◆ **Task to carry out**
Copy the rows below word for word. Start with the first row and stop after the row that contains "page-title: 10 chiffres", including both of those rows.

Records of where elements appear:
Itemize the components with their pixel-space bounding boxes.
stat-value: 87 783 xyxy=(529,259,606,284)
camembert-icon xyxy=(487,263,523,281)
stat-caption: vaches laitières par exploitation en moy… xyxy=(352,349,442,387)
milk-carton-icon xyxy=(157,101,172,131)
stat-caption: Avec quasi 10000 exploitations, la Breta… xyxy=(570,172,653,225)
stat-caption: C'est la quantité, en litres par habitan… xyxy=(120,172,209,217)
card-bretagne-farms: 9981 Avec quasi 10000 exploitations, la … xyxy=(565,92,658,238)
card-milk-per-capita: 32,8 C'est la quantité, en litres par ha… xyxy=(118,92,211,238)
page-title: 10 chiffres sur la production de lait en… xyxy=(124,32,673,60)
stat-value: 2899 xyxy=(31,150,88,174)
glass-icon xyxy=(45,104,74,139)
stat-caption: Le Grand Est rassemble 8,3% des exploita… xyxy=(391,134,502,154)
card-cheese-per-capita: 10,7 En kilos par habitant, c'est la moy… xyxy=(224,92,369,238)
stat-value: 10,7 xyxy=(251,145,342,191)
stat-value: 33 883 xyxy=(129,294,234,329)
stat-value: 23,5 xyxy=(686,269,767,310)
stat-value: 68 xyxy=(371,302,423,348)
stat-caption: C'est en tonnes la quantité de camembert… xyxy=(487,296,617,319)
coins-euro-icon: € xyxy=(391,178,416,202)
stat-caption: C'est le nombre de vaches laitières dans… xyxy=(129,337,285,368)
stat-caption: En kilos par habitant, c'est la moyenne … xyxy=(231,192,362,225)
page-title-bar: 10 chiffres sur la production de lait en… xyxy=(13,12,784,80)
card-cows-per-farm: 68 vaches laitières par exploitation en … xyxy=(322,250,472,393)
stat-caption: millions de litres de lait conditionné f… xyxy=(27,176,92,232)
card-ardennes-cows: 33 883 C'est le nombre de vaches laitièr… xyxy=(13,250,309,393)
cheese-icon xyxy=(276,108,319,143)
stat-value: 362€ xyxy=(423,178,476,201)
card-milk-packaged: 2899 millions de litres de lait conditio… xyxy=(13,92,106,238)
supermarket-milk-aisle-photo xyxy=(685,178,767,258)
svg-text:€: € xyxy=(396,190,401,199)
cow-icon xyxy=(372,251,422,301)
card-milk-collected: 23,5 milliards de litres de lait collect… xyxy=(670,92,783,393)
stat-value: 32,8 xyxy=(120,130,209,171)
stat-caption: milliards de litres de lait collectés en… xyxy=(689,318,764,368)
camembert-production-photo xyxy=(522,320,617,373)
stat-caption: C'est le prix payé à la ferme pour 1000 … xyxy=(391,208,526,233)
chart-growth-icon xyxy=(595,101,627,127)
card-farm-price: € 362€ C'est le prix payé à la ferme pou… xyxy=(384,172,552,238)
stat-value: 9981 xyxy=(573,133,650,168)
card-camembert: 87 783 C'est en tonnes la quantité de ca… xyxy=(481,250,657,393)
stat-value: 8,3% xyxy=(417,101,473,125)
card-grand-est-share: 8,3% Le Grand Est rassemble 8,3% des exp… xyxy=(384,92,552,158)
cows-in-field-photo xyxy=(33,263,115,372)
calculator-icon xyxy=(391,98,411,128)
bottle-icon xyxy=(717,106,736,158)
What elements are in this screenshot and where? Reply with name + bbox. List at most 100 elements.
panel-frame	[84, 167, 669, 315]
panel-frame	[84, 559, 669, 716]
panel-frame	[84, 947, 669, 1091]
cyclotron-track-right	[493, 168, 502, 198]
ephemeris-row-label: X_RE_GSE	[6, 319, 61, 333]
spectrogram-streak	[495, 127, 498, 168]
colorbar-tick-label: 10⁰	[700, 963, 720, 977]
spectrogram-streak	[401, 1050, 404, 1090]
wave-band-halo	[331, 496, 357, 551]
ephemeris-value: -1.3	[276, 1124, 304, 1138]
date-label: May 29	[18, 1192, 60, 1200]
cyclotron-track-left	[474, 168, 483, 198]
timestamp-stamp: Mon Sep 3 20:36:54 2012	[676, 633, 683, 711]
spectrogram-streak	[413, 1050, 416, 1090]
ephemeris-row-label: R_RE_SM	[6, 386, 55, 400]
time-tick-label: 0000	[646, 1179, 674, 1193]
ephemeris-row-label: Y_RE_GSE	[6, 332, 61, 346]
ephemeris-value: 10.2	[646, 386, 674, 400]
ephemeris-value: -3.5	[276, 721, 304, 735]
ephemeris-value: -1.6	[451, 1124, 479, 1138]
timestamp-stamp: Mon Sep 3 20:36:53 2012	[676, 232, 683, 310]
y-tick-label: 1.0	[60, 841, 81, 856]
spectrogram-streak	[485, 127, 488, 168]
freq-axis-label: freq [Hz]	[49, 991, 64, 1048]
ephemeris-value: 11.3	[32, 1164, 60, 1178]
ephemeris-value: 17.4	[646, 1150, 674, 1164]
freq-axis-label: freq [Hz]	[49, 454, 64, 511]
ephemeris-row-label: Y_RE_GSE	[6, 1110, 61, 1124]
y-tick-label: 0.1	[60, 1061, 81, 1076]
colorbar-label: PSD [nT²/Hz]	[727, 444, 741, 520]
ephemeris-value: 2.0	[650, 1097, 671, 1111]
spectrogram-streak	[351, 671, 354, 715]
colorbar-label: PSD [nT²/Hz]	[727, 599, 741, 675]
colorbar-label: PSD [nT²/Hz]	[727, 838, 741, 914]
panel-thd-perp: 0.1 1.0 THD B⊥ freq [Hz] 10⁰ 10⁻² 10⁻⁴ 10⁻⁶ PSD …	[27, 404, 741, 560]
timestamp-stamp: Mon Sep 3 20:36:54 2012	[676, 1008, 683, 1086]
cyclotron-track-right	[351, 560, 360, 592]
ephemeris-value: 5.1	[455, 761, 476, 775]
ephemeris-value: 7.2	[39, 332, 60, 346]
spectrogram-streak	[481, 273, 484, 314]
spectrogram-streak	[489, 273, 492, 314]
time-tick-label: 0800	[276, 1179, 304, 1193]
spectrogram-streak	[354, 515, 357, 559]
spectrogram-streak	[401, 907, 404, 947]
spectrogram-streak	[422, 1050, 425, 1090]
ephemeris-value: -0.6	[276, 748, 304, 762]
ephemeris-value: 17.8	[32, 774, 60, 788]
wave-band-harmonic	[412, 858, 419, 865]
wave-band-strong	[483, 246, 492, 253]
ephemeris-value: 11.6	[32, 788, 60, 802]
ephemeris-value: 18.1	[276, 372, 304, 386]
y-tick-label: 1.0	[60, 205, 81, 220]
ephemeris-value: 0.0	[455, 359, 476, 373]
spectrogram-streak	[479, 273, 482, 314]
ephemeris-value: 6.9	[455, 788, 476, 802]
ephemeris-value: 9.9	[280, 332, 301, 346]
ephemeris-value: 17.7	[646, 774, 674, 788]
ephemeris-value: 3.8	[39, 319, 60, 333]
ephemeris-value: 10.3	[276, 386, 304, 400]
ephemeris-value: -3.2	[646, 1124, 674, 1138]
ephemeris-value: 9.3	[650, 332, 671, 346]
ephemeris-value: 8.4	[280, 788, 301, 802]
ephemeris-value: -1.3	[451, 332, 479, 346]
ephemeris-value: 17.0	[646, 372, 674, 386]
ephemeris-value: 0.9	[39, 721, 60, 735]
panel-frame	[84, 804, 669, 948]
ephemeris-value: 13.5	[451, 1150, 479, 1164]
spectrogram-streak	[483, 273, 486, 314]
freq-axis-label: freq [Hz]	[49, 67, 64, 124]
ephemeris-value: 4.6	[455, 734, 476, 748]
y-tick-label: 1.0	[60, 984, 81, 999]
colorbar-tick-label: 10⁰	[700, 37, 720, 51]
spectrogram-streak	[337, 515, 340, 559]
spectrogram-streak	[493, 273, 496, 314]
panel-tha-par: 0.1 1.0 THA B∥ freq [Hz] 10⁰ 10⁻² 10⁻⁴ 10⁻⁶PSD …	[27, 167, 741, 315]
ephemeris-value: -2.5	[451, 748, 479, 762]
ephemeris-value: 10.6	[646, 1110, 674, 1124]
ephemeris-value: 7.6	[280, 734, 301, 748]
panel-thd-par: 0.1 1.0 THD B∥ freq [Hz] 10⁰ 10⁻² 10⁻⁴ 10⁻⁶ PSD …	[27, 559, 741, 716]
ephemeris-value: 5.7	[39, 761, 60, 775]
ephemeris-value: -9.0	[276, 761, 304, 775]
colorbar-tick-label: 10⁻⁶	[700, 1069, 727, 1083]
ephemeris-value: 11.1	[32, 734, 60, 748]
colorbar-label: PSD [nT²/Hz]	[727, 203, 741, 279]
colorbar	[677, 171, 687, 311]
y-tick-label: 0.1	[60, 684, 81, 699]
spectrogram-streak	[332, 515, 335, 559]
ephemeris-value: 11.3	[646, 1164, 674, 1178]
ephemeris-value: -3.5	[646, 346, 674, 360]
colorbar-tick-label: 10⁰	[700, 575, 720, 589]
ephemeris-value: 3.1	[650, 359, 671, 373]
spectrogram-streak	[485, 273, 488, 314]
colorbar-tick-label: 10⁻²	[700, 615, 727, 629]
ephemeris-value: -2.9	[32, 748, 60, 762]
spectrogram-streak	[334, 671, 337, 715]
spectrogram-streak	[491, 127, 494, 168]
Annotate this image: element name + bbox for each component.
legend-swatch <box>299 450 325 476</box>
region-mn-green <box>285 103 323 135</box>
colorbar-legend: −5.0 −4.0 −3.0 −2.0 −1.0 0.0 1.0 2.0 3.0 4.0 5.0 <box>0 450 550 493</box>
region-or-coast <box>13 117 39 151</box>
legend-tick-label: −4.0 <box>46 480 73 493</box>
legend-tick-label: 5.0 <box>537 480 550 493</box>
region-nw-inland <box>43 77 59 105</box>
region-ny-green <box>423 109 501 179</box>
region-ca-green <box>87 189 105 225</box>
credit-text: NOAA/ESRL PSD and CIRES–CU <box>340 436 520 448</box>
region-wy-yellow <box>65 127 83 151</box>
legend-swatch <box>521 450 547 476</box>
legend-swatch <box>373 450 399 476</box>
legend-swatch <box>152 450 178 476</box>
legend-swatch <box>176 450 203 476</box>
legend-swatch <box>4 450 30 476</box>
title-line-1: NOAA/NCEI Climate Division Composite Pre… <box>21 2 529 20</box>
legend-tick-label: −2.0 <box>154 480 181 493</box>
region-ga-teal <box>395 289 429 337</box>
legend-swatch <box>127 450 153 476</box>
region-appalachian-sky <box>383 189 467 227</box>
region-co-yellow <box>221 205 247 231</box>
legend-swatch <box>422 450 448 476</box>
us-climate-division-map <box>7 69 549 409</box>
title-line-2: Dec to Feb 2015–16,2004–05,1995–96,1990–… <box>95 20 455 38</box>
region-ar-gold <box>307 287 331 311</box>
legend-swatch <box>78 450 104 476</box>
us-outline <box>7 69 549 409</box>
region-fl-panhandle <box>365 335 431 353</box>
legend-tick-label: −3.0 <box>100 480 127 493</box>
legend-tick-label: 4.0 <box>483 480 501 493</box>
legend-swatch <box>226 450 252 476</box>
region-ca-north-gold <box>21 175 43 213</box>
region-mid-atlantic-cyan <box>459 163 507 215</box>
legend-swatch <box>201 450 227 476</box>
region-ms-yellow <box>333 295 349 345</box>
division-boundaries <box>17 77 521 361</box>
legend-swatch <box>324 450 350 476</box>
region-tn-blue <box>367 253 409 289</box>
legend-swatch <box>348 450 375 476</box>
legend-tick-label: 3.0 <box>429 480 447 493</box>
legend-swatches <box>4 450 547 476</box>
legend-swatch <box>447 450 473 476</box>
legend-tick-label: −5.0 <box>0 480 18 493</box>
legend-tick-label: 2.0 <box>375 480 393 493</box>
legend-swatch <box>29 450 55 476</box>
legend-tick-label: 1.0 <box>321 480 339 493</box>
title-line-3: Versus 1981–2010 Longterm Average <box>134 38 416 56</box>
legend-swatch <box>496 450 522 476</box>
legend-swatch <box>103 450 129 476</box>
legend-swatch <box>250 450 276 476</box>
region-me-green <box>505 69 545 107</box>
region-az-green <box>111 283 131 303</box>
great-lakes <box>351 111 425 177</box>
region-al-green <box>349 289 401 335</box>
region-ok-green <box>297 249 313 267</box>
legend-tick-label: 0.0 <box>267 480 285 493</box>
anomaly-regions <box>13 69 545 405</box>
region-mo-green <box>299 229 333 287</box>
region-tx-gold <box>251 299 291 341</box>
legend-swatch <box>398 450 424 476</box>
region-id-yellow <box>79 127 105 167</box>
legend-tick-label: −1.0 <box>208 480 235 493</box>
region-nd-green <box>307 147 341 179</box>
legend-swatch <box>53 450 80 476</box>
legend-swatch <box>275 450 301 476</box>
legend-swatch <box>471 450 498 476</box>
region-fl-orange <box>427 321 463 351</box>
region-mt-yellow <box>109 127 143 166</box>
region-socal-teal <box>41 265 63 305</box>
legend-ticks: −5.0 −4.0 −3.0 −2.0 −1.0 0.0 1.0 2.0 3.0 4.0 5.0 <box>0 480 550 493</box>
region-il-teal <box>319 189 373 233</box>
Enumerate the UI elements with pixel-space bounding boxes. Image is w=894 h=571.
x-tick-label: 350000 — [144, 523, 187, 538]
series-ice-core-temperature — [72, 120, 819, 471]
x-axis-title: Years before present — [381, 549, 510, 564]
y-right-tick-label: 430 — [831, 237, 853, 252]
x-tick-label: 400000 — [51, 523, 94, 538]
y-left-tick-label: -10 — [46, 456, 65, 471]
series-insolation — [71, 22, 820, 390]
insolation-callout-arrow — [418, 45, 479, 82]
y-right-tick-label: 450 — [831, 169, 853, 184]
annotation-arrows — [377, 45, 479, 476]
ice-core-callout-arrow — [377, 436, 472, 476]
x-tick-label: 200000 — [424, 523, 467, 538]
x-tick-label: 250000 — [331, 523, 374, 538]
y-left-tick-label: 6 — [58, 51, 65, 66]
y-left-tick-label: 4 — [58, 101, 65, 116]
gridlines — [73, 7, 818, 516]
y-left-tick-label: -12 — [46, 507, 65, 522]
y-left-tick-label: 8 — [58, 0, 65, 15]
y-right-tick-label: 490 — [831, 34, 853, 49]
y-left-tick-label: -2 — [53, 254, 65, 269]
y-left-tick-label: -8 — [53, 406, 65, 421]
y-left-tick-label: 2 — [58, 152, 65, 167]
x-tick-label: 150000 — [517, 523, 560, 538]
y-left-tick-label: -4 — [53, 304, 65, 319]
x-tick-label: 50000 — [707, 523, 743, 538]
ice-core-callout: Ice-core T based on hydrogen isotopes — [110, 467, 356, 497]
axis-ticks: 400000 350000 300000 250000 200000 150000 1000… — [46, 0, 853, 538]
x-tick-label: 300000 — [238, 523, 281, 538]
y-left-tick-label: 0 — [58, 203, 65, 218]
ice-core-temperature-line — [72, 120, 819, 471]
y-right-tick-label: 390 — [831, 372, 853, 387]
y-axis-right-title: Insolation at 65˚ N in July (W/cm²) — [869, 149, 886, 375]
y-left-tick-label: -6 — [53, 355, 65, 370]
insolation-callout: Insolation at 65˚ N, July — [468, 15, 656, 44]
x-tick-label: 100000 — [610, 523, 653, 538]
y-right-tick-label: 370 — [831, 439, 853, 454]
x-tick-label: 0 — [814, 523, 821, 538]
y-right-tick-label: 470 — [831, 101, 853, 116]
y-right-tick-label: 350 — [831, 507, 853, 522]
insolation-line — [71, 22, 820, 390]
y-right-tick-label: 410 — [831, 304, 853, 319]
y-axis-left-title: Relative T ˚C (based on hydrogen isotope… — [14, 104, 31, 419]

◆ **The result**
Itemize the components with their pixel-space bounding boxes.
stat-value: 87 783 xyxy=(529,259,606,284)
camembert-icon xyxy=(487,263,523,281)
stat-caption: vaches laitières par exploitation en moy… xyxy=(352,349,442,387)
milk-carton-icon xyxy=(157,101,172,131)
stat-caption: Avec quasi 10000 exploitations, la Breta… xyxy=(570,172,653,225)
stat-caption: C'est la quantité, en litres par habitan… xyxy=(120,172,209,217)
card-bretagne-farms: 9981 Avec quasi 10000 exploitations, la … xyxy=(565,92,658,238)
card-milk-per-capita: 32,8 C'est la quantité, en litres par ha… xyxy=(118,92,211,238)
page-title: 10 chiffres sur la production de lait en… xyxy=(124,32,673,60)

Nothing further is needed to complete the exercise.